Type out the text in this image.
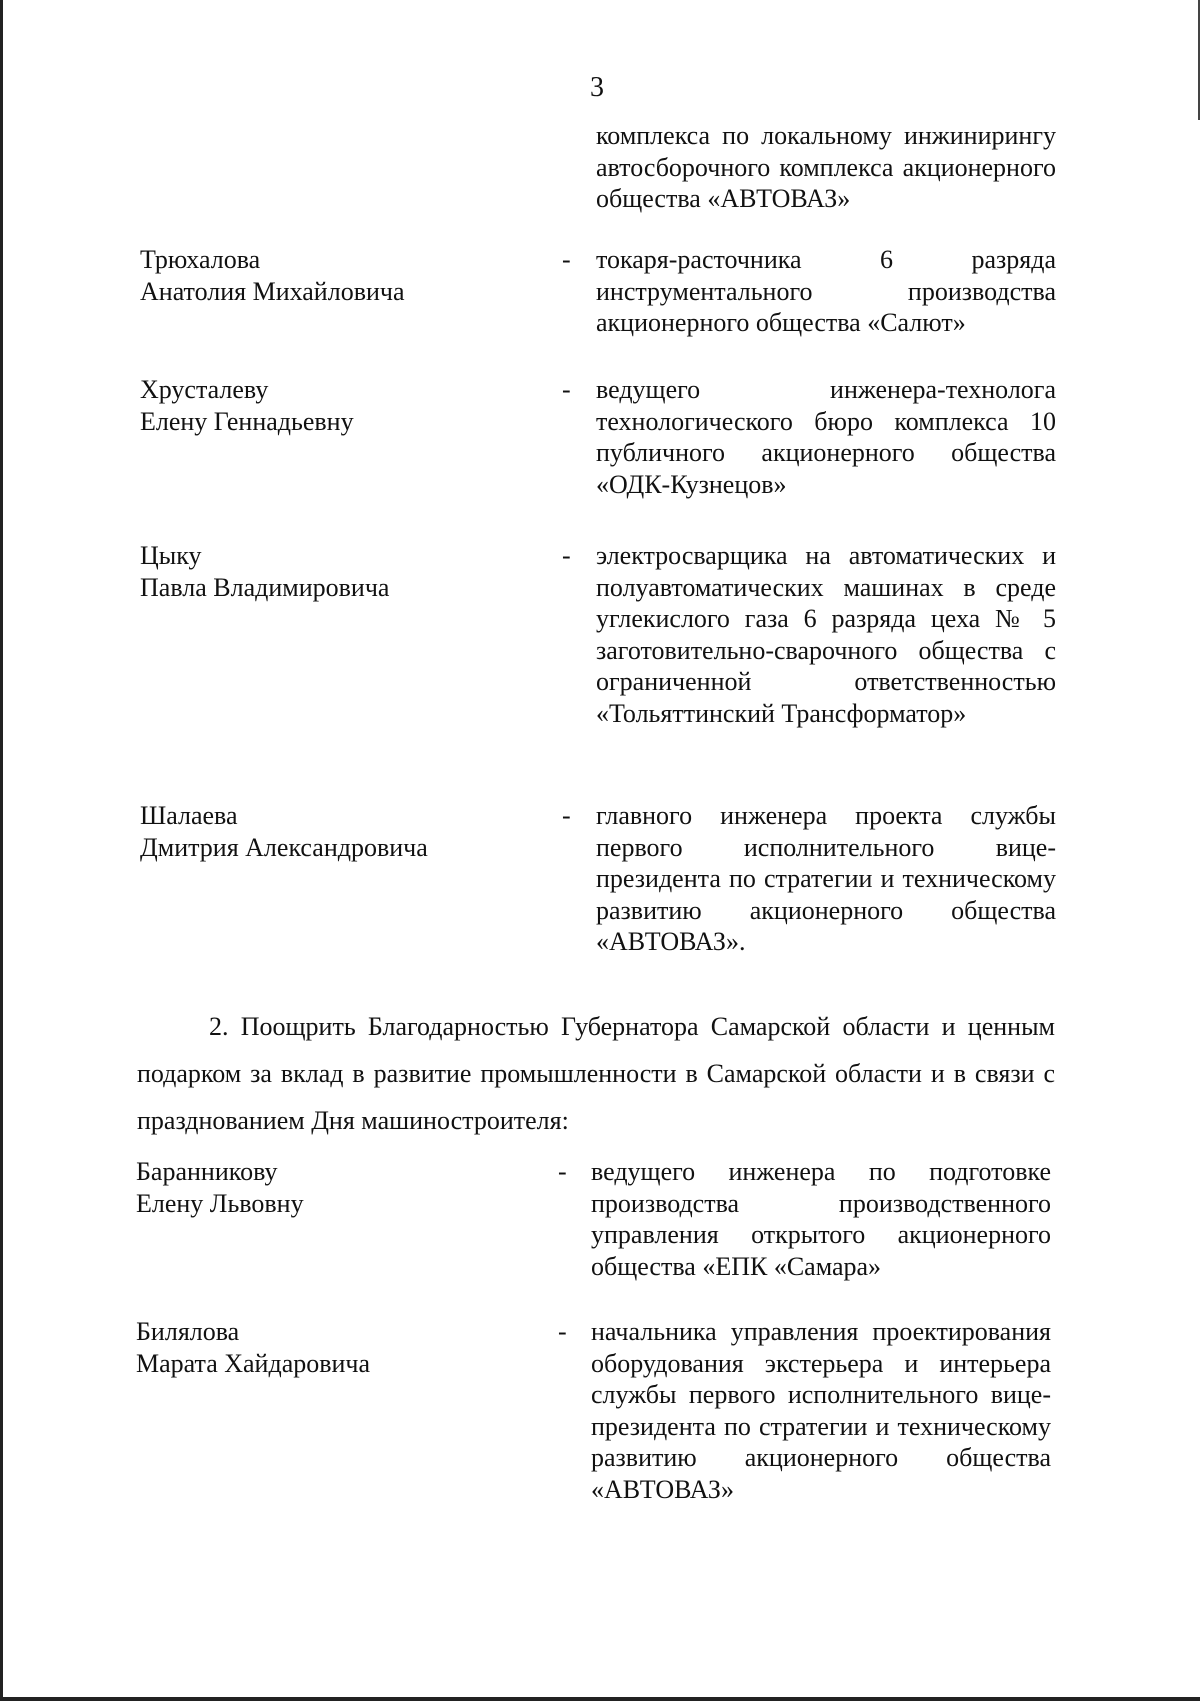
3
комплекса по локальному инжинирингу автосборочного комплекса акционерного общества «АВТОВАЗ»
Трюхалова
Анатолия Михайловича
- токаря-расточника 6 разряда инструментального производства акционерного общества «Салют»
Хрусталеву
Елену Геннадьевну
- ведущего инженера-технолога технологического бюро комплекса 10 публичного акционерного общества «ОДК-Кузнецов»
Цыку
Павла Владимировича
- электросварщика на автоматических и полуавтоматических машинах в среде углекислого газа 6 разряда цеха № 5 заготовительно-сварочного общества с ограниченной ответственностью «Тольяттинский Трансформатор»
Шалаева
Дмитрия Александровича
- главного инженера проекта службы первого исполнительного вице-президента по стратегии и техническому развитию акционерного общества «АВТОВАЗ».
2. Поощрить Благодарностью Губернатора Самарской области и ценным подарком за вклад в развитие промышленности в Самарской области и в связи с празднованием Дня машиностроителя:
Баранникову
Елену Львовну
- ведущего инженера по подготовке производства производственного управления открытого акционерного общества «ЕПК «Самара»
Билялова
Марата Хайдаровича
- начальника управления проектирования оборудования экстерьера и интерьера службы первого исполнительного вице-президента по стратегии и техническому развитию акционерного общества «АВТОВАЗ»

- - -

Set problem »
Reproduce the data verbatim. Do not carry any picture into the copy.

Complete response »
Type out the text in this image.
3
комплекса по локальному инжинирингу автосборочного комплекса акционерного общества «АВТОВАЗ»
Трюхалова
Анатолия Михайловича
- токаря-расточника 6 разряда инструментального производства акционерного общества «Салют»
Хрусталеву
Елену Геннадьевну
- ведущего инженера-технолога технологического бюро комплекса 10 публичного акционерного общества «ОДК-Кузнецов»
Цыку
Павла Владимировича
- электросварщика на автоматических и полуавтоматических машинах в среде углекислого газа 6 разряда цеха № 5 заготовительно-сварочного общества с ограниченной ответственностью «Тольяттинский Трансформатор»
Шалаева
Дмитрия Александровича
- главного инженера проекта службы первого исполнительного вице-президента по стратегии и техническому развитию акционерного общества «АВТОВАЗ».
2. Поощрить Благодарностью Губернатора Самарской области и ценным подарком за вклад в развитие промышленности в Самарской области и в связи с празднованием Дня машиностроителя:
Баранникову
Елену Львовну
- ведущего инженера по подготовке производства производственного управления открытого акционерного общества «ЕПК «Самара»
Билялова
Марата Хайдаровича
- начальника управления проектирования оборудования экстерьера и интерьера службы первого исполнительного вице-президента по стратегии и техническому развитию акционерного общества «АВТОВАЗ»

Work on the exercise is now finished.